**WHAT TO DO**
Only a number is required: how many lines of the material contain the word "minutes"?

**EXERCISE MATERIALS**
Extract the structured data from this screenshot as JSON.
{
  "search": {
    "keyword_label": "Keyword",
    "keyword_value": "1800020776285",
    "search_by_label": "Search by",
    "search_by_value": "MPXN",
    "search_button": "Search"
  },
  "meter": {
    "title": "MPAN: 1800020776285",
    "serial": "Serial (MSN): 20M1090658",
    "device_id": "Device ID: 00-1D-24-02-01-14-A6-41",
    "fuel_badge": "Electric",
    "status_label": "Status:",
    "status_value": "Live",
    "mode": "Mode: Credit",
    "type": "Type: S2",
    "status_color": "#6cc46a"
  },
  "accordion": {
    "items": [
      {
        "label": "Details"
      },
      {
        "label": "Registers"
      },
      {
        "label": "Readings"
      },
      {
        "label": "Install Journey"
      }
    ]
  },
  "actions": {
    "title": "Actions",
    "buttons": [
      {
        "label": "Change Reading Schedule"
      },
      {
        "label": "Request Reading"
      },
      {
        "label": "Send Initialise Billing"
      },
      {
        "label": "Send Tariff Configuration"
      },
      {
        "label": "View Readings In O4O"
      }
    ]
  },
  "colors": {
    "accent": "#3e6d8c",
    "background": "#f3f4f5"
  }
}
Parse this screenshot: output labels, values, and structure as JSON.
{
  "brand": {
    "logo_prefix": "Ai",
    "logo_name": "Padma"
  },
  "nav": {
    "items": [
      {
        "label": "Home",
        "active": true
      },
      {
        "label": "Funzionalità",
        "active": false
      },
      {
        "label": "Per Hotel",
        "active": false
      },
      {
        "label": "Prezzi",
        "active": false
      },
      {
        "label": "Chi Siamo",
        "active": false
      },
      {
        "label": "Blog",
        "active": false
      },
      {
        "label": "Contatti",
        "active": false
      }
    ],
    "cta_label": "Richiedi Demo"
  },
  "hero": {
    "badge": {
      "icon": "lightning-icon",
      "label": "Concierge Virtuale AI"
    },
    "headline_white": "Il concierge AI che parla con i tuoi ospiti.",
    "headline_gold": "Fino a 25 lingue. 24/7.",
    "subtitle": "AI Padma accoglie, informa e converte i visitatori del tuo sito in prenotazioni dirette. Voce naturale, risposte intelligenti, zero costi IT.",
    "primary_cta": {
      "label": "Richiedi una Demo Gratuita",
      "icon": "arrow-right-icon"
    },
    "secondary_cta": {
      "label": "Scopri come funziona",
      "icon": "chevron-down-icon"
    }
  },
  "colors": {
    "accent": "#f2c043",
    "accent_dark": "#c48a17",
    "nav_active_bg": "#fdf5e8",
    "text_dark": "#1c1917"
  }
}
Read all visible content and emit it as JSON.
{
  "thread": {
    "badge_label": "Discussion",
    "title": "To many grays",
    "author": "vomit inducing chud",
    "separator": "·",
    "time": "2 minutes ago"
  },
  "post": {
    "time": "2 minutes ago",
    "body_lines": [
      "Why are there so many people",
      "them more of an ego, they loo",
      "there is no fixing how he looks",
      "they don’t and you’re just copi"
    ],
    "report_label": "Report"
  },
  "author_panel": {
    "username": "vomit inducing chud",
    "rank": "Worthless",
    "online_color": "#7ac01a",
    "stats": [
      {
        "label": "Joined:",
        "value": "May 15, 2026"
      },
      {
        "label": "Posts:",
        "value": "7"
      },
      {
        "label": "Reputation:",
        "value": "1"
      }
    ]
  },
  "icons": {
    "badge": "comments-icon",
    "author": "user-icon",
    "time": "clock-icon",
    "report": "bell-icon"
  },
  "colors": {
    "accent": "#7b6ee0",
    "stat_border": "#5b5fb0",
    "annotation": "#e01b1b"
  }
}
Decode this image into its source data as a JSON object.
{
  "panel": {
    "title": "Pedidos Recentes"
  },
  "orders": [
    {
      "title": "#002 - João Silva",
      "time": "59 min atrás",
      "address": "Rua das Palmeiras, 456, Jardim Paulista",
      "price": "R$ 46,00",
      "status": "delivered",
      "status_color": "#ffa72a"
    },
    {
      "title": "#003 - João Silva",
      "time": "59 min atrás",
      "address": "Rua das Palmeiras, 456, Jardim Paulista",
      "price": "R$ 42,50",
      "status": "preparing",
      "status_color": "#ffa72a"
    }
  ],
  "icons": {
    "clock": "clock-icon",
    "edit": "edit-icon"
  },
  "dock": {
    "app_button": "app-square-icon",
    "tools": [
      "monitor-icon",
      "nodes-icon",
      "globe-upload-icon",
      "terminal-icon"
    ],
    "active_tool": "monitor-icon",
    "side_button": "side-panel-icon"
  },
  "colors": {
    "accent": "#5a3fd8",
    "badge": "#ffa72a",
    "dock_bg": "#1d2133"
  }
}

**RESULT**
2